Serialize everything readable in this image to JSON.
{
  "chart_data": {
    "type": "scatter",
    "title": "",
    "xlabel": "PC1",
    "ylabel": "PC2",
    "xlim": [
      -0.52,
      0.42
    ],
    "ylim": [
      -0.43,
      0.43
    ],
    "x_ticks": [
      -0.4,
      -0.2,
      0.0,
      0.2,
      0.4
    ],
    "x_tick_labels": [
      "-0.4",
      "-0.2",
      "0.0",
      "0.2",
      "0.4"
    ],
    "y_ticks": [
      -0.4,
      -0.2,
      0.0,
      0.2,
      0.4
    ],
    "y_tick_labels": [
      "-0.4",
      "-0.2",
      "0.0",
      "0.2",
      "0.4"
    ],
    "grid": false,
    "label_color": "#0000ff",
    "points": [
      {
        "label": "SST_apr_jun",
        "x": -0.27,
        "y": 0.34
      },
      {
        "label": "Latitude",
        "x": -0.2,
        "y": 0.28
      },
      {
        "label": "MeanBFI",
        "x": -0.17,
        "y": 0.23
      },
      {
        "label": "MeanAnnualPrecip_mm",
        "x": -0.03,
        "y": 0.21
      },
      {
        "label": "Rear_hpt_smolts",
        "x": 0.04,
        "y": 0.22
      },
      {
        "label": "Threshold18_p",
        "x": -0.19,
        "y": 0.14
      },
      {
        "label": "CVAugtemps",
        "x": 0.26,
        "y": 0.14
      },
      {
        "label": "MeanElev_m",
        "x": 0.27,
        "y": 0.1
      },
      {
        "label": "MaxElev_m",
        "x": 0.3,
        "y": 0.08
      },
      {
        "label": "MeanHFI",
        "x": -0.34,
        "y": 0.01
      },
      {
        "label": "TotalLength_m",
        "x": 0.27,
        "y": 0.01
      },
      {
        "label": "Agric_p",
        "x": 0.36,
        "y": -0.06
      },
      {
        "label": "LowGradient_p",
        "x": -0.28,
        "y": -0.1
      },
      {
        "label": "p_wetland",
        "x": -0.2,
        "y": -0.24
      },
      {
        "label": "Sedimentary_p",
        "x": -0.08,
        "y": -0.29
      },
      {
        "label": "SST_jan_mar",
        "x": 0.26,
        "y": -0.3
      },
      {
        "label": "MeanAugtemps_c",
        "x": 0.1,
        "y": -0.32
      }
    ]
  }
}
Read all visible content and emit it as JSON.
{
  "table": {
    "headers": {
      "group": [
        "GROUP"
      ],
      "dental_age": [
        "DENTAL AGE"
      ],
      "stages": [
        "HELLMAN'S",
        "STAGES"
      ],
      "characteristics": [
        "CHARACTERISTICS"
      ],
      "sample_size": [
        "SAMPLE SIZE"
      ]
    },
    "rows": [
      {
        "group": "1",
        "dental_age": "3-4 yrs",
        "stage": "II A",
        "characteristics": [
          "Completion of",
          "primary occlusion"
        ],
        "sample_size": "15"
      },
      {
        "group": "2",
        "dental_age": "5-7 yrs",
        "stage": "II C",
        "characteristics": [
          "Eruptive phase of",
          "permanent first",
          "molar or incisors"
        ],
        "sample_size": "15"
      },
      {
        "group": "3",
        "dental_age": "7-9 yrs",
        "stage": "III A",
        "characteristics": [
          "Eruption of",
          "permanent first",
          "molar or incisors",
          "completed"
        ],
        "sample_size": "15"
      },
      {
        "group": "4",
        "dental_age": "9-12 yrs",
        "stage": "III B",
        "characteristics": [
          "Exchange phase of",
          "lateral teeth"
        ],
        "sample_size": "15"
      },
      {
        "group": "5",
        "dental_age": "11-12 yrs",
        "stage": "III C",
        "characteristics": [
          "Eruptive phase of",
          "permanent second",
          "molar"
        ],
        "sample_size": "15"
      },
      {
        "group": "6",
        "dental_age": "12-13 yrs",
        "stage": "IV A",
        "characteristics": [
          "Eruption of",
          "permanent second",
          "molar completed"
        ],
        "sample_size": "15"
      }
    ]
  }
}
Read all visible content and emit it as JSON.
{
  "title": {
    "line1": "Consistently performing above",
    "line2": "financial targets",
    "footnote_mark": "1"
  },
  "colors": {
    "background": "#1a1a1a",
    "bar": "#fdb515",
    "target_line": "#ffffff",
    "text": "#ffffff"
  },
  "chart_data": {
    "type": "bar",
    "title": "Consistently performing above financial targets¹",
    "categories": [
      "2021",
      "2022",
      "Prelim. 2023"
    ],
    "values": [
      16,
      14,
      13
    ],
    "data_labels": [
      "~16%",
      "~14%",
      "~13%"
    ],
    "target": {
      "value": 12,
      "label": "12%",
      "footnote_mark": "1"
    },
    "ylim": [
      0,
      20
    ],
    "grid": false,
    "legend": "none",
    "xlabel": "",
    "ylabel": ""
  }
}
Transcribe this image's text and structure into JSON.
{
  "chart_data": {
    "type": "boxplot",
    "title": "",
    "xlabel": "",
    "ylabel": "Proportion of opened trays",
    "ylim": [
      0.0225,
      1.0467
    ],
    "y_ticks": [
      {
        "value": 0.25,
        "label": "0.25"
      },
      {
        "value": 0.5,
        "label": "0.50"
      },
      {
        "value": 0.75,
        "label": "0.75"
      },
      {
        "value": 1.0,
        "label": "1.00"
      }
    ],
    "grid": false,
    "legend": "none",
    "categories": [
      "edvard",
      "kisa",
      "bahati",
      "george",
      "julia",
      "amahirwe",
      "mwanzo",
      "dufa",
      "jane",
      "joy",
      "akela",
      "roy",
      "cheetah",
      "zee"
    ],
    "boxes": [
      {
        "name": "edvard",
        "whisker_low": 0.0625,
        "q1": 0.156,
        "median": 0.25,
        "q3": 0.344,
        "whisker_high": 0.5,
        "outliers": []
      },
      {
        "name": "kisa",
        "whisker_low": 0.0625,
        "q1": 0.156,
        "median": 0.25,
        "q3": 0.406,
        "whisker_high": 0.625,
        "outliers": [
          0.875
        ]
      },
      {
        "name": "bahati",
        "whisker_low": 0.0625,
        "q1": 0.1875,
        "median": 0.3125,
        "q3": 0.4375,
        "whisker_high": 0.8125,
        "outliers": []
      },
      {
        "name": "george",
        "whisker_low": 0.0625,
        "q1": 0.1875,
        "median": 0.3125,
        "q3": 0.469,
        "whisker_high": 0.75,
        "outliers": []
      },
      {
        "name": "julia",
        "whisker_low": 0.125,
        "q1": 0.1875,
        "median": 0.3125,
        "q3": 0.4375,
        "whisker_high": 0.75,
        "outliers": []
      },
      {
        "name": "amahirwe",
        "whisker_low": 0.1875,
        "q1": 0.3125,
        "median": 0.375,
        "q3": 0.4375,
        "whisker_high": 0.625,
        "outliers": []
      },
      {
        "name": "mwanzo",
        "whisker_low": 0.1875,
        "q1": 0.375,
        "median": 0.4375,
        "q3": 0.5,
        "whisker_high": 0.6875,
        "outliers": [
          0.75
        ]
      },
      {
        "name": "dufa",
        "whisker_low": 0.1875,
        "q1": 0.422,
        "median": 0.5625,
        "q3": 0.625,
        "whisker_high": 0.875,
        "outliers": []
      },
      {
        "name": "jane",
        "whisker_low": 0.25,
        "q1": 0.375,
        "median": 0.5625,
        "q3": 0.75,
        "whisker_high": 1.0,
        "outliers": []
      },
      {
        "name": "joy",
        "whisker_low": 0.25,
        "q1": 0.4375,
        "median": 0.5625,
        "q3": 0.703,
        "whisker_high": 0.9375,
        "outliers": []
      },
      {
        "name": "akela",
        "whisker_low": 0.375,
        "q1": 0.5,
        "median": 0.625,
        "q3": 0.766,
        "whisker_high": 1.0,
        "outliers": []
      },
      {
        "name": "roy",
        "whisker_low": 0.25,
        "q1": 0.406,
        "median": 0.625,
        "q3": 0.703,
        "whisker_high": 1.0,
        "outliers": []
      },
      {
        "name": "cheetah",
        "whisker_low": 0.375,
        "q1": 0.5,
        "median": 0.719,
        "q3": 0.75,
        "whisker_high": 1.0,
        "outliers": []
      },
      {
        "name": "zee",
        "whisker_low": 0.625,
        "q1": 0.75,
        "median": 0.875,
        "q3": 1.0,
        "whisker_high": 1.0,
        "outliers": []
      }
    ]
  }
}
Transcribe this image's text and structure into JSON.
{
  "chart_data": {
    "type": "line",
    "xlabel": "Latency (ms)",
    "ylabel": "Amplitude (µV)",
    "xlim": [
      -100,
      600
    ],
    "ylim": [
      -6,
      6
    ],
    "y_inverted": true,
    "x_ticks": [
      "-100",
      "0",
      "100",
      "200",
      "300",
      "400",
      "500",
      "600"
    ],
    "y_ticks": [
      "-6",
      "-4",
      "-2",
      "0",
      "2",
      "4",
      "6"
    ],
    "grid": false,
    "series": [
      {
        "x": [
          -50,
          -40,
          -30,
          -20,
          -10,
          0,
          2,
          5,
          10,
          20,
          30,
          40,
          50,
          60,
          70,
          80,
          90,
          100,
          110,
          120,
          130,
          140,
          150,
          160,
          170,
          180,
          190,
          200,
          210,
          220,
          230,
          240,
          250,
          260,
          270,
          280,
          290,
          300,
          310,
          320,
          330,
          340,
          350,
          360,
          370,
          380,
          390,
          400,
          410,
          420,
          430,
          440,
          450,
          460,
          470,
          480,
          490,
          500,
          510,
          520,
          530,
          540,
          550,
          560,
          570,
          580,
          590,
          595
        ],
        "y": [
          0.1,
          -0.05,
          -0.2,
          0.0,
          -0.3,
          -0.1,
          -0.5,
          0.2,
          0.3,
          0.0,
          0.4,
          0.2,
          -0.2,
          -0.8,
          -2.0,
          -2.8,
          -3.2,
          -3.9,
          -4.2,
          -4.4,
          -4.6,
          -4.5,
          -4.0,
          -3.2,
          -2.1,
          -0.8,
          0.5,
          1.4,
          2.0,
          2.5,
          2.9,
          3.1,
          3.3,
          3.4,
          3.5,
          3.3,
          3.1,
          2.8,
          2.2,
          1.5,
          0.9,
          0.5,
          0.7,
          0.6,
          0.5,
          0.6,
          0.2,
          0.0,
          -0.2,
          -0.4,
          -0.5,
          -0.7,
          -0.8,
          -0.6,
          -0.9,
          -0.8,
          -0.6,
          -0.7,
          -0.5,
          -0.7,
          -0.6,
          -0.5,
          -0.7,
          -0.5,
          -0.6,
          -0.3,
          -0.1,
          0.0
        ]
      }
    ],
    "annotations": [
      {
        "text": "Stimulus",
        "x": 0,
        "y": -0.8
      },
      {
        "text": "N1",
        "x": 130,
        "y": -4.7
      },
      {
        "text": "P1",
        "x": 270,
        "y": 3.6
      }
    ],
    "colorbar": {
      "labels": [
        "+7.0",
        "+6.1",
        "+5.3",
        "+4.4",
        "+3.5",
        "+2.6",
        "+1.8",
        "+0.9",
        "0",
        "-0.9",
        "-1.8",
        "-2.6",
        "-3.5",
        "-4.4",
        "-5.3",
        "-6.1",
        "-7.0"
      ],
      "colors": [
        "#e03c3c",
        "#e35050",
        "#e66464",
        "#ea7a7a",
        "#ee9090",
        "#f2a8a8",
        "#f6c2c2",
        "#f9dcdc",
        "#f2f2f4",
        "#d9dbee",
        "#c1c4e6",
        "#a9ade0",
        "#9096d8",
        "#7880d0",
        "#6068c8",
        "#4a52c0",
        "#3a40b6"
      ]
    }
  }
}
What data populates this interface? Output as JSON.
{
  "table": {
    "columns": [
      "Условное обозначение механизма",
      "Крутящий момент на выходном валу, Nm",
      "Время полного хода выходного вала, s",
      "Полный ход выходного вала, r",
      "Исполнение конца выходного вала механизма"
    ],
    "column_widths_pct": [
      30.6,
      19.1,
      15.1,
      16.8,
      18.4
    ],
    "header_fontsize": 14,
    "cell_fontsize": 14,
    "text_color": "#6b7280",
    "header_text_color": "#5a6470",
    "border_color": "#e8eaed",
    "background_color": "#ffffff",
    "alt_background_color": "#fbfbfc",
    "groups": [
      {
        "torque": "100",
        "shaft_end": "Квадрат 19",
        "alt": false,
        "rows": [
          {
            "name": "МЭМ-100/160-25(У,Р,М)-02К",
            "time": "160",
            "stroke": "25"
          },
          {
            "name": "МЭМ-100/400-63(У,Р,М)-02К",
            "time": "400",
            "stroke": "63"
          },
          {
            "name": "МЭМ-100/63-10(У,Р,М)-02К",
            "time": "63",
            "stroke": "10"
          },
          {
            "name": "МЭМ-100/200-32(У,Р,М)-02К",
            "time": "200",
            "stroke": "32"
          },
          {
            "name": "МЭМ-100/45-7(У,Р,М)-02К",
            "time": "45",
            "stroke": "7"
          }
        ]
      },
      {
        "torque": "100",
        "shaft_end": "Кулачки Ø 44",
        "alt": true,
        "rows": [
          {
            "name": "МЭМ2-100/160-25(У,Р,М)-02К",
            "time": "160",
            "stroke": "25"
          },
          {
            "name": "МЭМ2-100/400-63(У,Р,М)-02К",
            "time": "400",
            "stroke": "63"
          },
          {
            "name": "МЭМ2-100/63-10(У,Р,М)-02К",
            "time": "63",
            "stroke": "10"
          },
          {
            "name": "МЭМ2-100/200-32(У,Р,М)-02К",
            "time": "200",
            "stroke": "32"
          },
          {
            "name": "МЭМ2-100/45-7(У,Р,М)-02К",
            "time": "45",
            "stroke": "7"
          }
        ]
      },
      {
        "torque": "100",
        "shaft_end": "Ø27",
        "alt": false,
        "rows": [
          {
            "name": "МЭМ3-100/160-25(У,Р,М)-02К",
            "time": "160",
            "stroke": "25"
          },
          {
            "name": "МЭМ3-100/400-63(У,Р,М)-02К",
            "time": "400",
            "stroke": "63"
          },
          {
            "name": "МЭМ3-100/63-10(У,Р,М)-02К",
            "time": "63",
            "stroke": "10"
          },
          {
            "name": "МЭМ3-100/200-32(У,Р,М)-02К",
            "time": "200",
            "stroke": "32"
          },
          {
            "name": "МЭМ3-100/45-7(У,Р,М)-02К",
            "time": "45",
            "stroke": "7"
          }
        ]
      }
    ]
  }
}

_What you should do_
Read through the data and copy every line where "type" shows up.

_Task solution_
    "type": "scatter",
    "type": "bar",
    "type": "boxplot",
    "type": "line",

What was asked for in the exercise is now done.